Transcribe the listing that follows in full, omitting pictures.

--- Begin ---

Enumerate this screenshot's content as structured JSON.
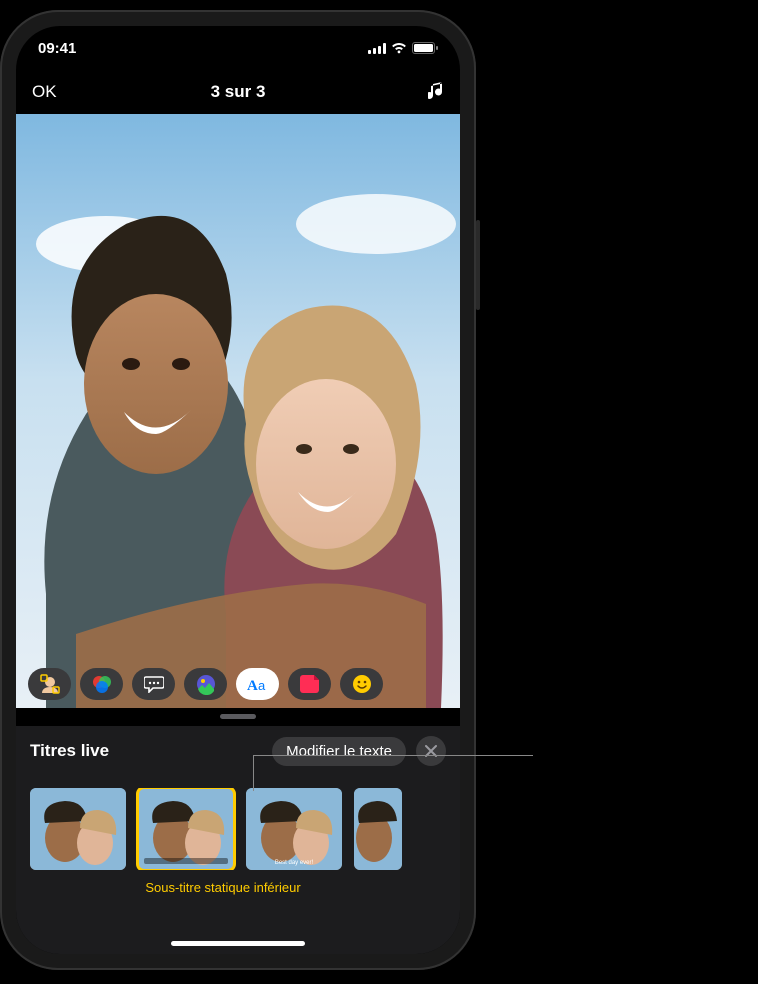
{
  "status_bar": {
    "time": "09:41"
  },
  "nav": {
    "ok_label": "OK",
    "title": "3 sur 3"
  },
  "tools": [
    {
      "name": "memoji-button"
    },
    {
      "name": "filters-button"
    },
    {
      "name": "speech-bubble-button"
    },
    {
      "name": "photos-button"
    },
    {
      "name": "text-style-button",
      "active": true
    },
    {
      "name": "stickers-button"
    },
    {
      "name": "emoji-button"
    }
  ],
  "panel": {
    "title": "Titres live",
    "edit_label": "Modifier le texte",
    "selected_label": "Sous-titre statique inférieur"
  },
  "thumbnails": [
    {
      "style": "none",
      "selected": false
    },
    {
      "style": "lower-caption",
      "selected": true
    },
    {
      "style": "lower-text",
      "selected": false
    },
    {
      "style": "overlay",
      "selected": false
    }
  ]
}
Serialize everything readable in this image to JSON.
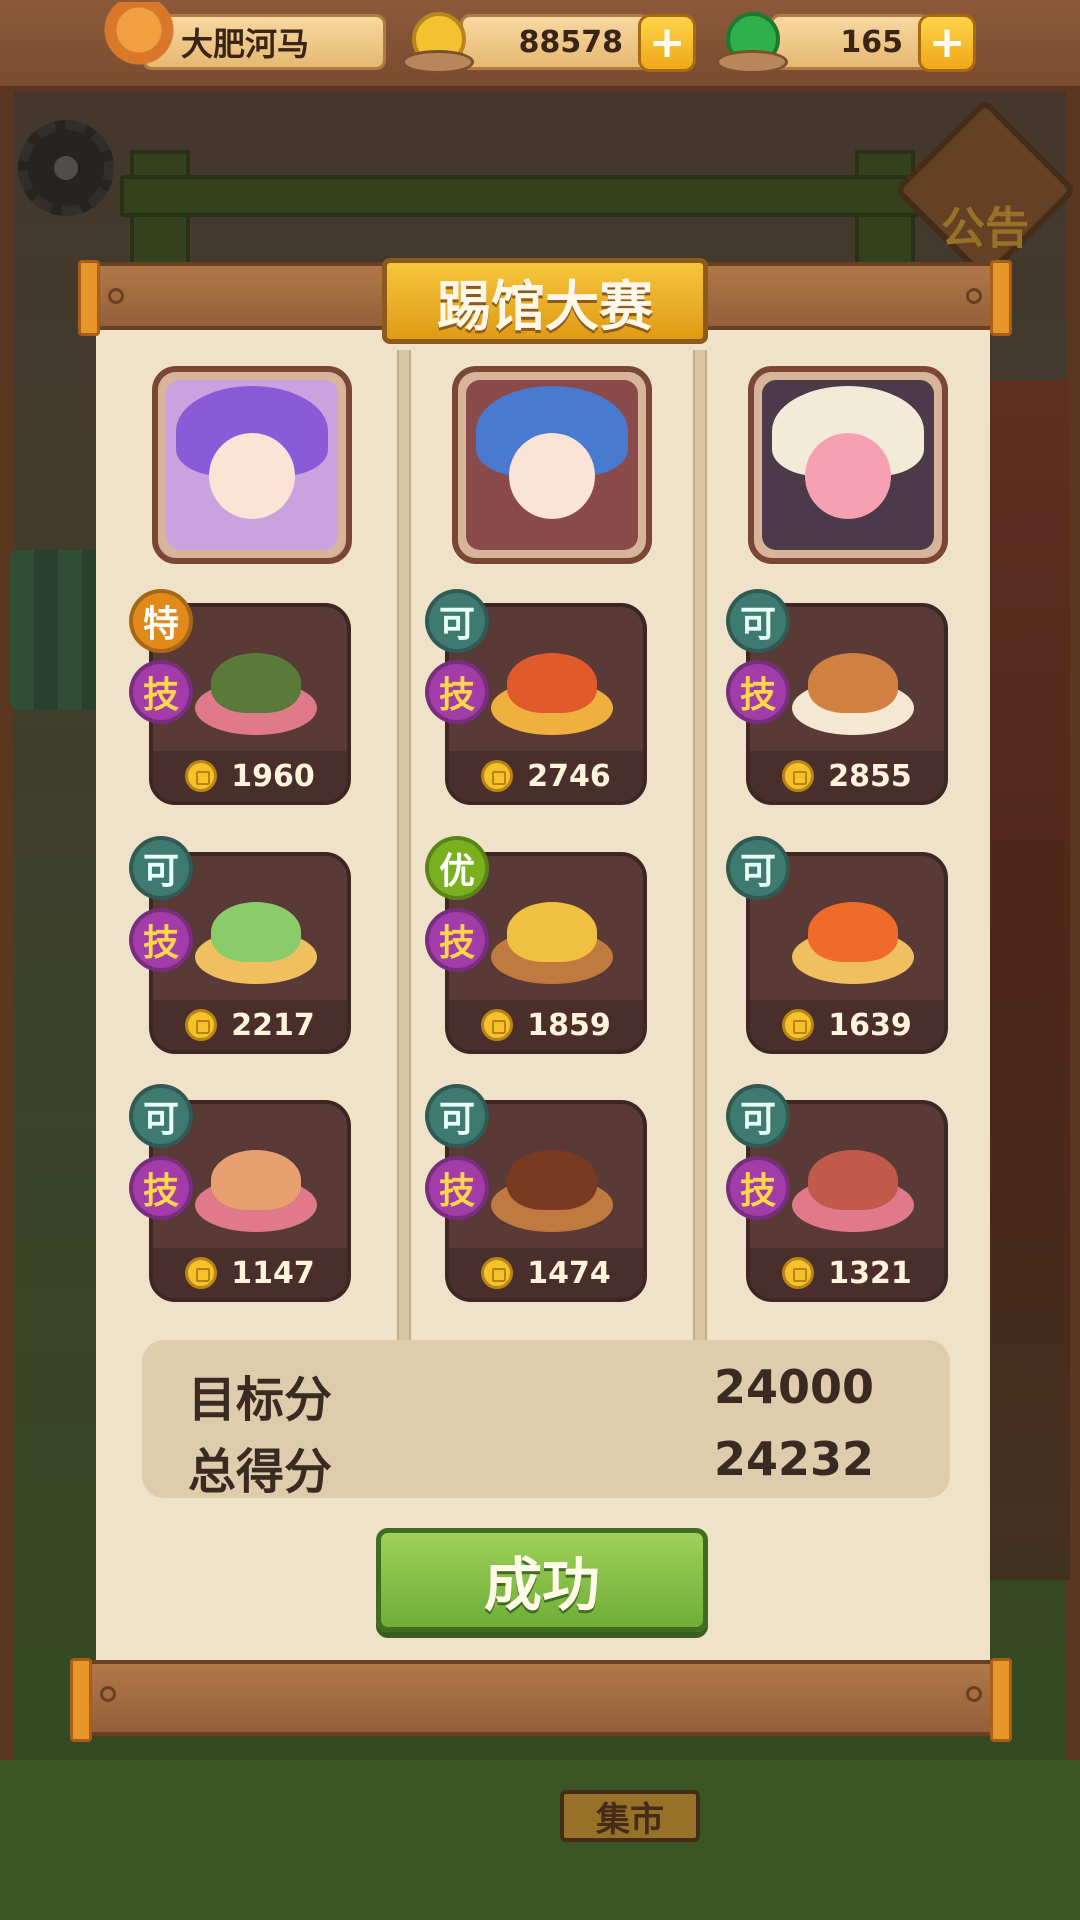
{
  "hud": {
    "player_name": "大肥河马",
    "coins": "88578",
    "jade": "165",
    "add_label": "+"
  },
  "scene": {
    "notice": "公告",
    "market_sign": "集市"
  },
  "contest": {
    "title": "踢馆大赛",
    "columns": [
      {
        "portrait_name": "purple-haired-chef",
        "dishes": [
          {
            "rank": "特",
            "skill": "技",
            "price": "1960",
            "dish": "noodle-dish"
          },
          {
            "rank": "可",
            "skill": "技",
            "price": "2217",
            "dish": "shrimp-leaf-dish"
          },
          {
            "rank": "可",
            "skill": "技",
            "price": "1147",
            "dish": "seafood-bowl"
          }
        ]
      },
      {
        "portrait_name": "blue-haired-chef",
        "dishes": [
          {
            "rank": "可",
            "skill": "技",
            "price": "2746",
            "dish": "lobster-dish"
          },
          {
            "rank": "优",
            "skill": "技",
            "price": "1859",
            "dish": "omelette-platter"
          },
          {
            "rank": "可",
            "skill": "技",
            "price": "1474",
            "dish": "steak-platter"
          }
        ]
      },
      {
        "portrait_name": "pink-haired-chef",
        "dishes": [
          {
            "rank": "可",
            "skill": "技",
            "price": "2855",
            "dish": "noodle-pot"
          },
          {
            "rank": "可",
            "skill": "",
            "price": "1639",
            "dish": "fish-roe-bowl"
          },
          {
            "rank": "可",
            "skill": "技",
            "price": "1321",
            "dish": "fish-head-soup"
          }
        ]
      }
    ],
    "target_label": "目标分",
    "target_score": "24000",
    "total_label": "总得分",
    "total_score": "24232",
    "result_label": "成功"
  },
  "colors": {
    "rank_ke": "#3f7a70",
    "rank_te": "#e08a1c",
    "rank_you": "#7ab020",
    "skill": "#a23ca8",
    "success_button": "#8cc04a"
  }
}
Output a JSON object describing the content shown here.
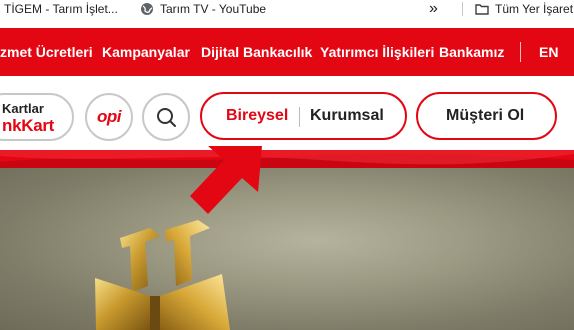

--- End ---

# Response:
Enumerate this screenshot's content as structured JSON.
{
  "status_bar": {
    "time": "09:41"
  },
  "nav": {
    "ok_label": "OK",
    "title": "3 sur 3"
  },
  "tools": [
    {
      "name": "memoji-button"
    },
    {
      "name": "filters-button"
    },
    {
      "name": "speech-bubble-button"
    },
    {
      "name": "photos-button"
    },
    {
      "name": "text-style-button",
      "active": true
    },
    {
      "name": "stickers-button"
    },
    {
      "name": "emoji-button"
    }
  ],
  "panel": {
    "title": "Titres live",
    "edit_label": "Modifier le texte",
    "selected_label": "Sous-titre statique inférieur"
  },
  "thumbnails": [
    {
      "style": "none",
      "selected": false
    },
    {
      "style": "lower-caption",
      "selected": true
    },
    {
      "style": "lower-text",
      "selected": false
    },
    {
      "style": "overlay",
      "selected": false
    }
  ]
}
Serialize everything readable in this image to JSON.
{
  "hud": {
    "player_name": "大肥河马",
    "coins": "88578",
    "jade": "165",
    "add_label": "+"
  },
  "scene": {
    "notice": "公告",
    "market_sign": "集市"
  },
  "contest": {
    "title": "踢馆大赛",
    "columns": [
      {
        "portrait_name": "purple-haired-chef",
        "dishes": [
          {
            "rank": "特",
            "skill": "技",
            "price": "1960",
            "dish": "noodle-dish"
          },
          {
            "rank": "可",
            "skill": "技",
            "price": "2217",
            "dish": "shrimp-leaf-dish"
          },
          {
            "rank": "可",
            "skill": "技",
            "price": "1147",
            "dish": "seafood-bowl"
          }
        ]
      },
      {
        "portrait_name": "blue-haired-chef",
        "dishes": [
          {
            "rank": "可",
            "skill": "技",
            "price": "2746",
            "dish": "lobster-dish"
          },
          {
            "rank": "优",
            "skill": "技",
            "price": "1859",
            "dish": "omelette-platter"
          },
          {
            "rank": "可",
            "skill": "技",
            "price": "1474",
            "dish": "steak-platter"
          }
        ]
      },
      {
        "portrait_name": "pink-haired-chef",
        "dishes": [
          {
            "rank": "可",
            "skill": "技",
            "price": "2855",
            "dish": "noodle-pot"
          },
          {
            "rank": "可",
            "skill": "",
            "price": "1639",
            "dish": "fish-roe-bowl"
          },
          {
            "rank": "可",
            "skill": "技",
            "price": "1321",
            "dish": "fish-head-soup"
          }
        ]
      }
    ],
    "target_label": "目标分",
    "target_score": "24000",
    "total_label": "总得分",
    "total_score": "24232",
    "result_label": "成功"
  },
  "colors": {
    "rank_ke": "#3f7a70",
    "rank_te": "#e08a1c",
    "rank_you": "#7ab020",
    "skill": "#a23ca8",
    "success_button": "#8cc04a"
  }
}
Output a JSON object describing the content shown here.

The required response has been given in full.